• [Provided material]:
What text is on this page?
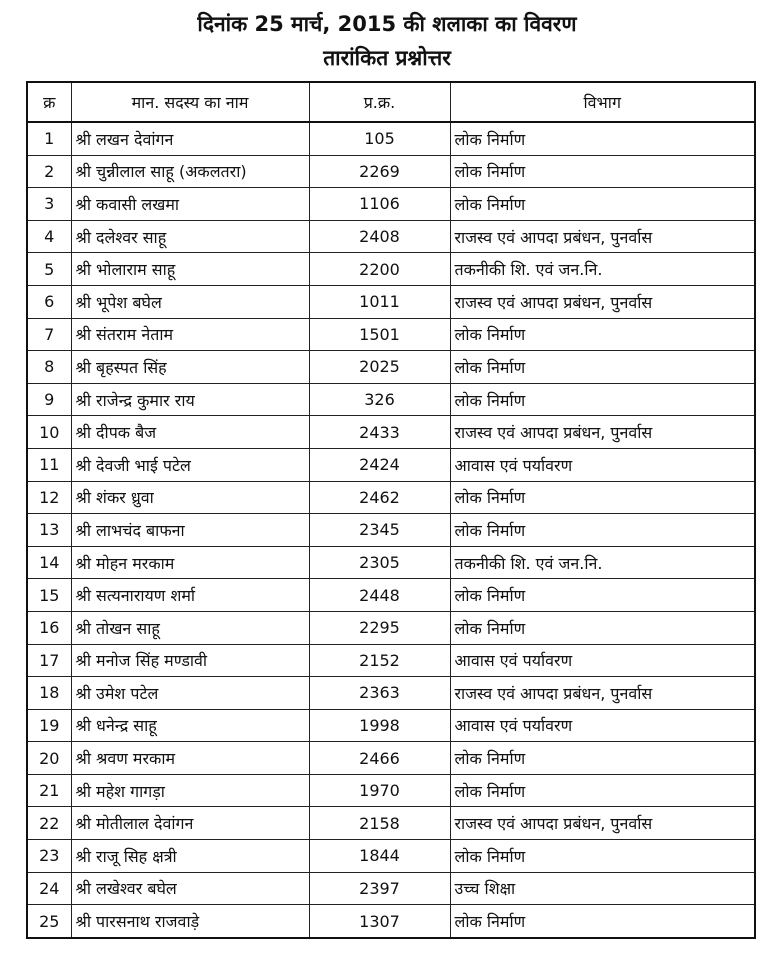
दिनांक 25 मार्च, 2015 की शलाका का विवरण
तारांकित प्रश्नोत्तर
क्र	मान. सदस्य का नाम	प्र.क्र.	विभाग
1	श्री लखन देवांगन	105	लोक निर्माण
2	श्री चुन्नीलाल साहू (अकलतरा)	2269	लोक निर्माण
3	श्री कवासी लखमा	1106	लोक निर्माण
4	श्री दलेश्वर साहू	2408	राजस्व एवं आपदा प्रबंधन, पुनर्वास
5	श्री भोलाराम साहू	2200	तकनीकी शि. एवं जन.नि.
6	श्री भूपेश बघेल	1011	राजस्व एवं आपदा प्रबंधन, पुनर्वास
7	श्री संतराम नेताम	1501	लोक निर्माण
8	श्री बृहस्पत सिंह	2025	लोक निर्माण
9	श्री राजेन्द्र कुमार राय	326	लोक निर्माण
10	श्री दीपक बैज	2433	राजस्व एवं आपदा प्रबंधन, पुनर्वास
11	श्री देवजी भाई पटेल	2424	आवास एवं पर्यावरण
12	श्री शंकर ध्रुवा	2462	लोक निर्माण
13	श्री लाभचंद बाफना	2345	लोक निर्माण
14	श्री मोहन मरकाम	2305	तकनीकी शि. एवं जन.नि.
15	श्री सत्यनारायण शर्मा	2448	लोक निर्माण
16	श्री तोखन साहू	2295	लोक निर्माण
17	श्री मनोज सिंह मण्डावी	2152	आवास एवं पर्यावरण
18	श्री उमेश पटेल	2363	राजस्व एवं आपदा प्रबंधन, पुनर्वास
19	श्री धनेन्द्र साहू	1998	आवास एवं पर्यावरण
20	श्री श्रवण मरकाम	2466	लोक निर्माण
21	श्री महेश गागड़ा	1970	लोक निर्माण
22	श्री मोतीलाल देवांगन	2158	राजस्व एवं आपदा प्रबंधन, पुनर्वास
23	श्री राजू सिह क्षत्री	1844	लोक निर्माण
24	श्री लखेश्वर बघेल	2397	उच्च शिक्षा
25	श्री पारसनाथ राजवाड़े	1307	लोक निर्माण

• [Directions for this task]: Return each line exactly as written. Any picture gets left out.

• [Solved exercise]:
What text is on this page?
दिनांक 25 मार्च, 2015 की शलाका का विवरण
तारांकित प्रश्नोत्तर
क्र	मान. सदस्य का नाम	प्र.क्र.	विभाग
1	श्री लखन देवांगन	105	लोक निर्माण
2	श्री चुन्नीलाल साहू (अकलतरा)	2269	लोक निर्माण
3	श्री कवासी लखमा	1106	लोक निर्माण
4	श्री दलेश्वर साहू	2408	राजस्व एवं आपदा प्रबंधन, पुनर्वास
5	श्री भोलाराम साहू	2200	तकनीकी शि. एवं जन.नि.
6	श्री भूपेश बघेल	1011	राजस्व एवं आपदा प्रबंधन, पुनर्वास
7	श्री संतराम नेताम	1501	लोक निर्माण
8	श्री बृहस्पत सिंह	2025	लोक निर्माण
9	श्री राजेन्द्र कुमार राय	326	लोक निर्माण
10	श्री दीपक बैज	2433	राजस्व एवं आपदा प्रबंधन, पुनर्वास
11	श्री देवजी भाई पटेल	2424	आवास एवं पर्यावरण
12	श्री शंकर ध्रुवा	2462	लोक निर्माण
13	श्री लाभचंद बाफना	2345	लोक निर्माण
14	श्री मोहन मरकाम	2305	तकनीकी शि. एवं जन.नि.
15	श्री सत्यनारायण शर्मा	2448	लोक निर्माण
16	श्री तोखन साहू	2295	लोक निर्माण
17	श्री मनोज सिंह मण्डावी	2152	आवास एवं पर्यावरण
18	श्री उमेश पटेल	2363	राजस्व एवं आपदा प्रबंधन, पुनर्वास
19	श्री धनेन्द्र साहू	1998	आवास एवं पर्यावरण
20	श्री श्रवण मरकाम	2466	लोक निर्माण
21	श्री महेश गागड़ा	1970	लोक निर्माण
22	श्री मोतीलाल देवांगन	2158	राजस्व एवं आपदा प्रबंधन, पुनर्वास
23	श्री राजू सिह क्षत्री	1844	लोक निर्माण
24	श्री लखेश्वर बघेल	2397	उच्च शिक्षा
25	श्री पारसनाथ राजवाड़े	1307	लोक निर्माण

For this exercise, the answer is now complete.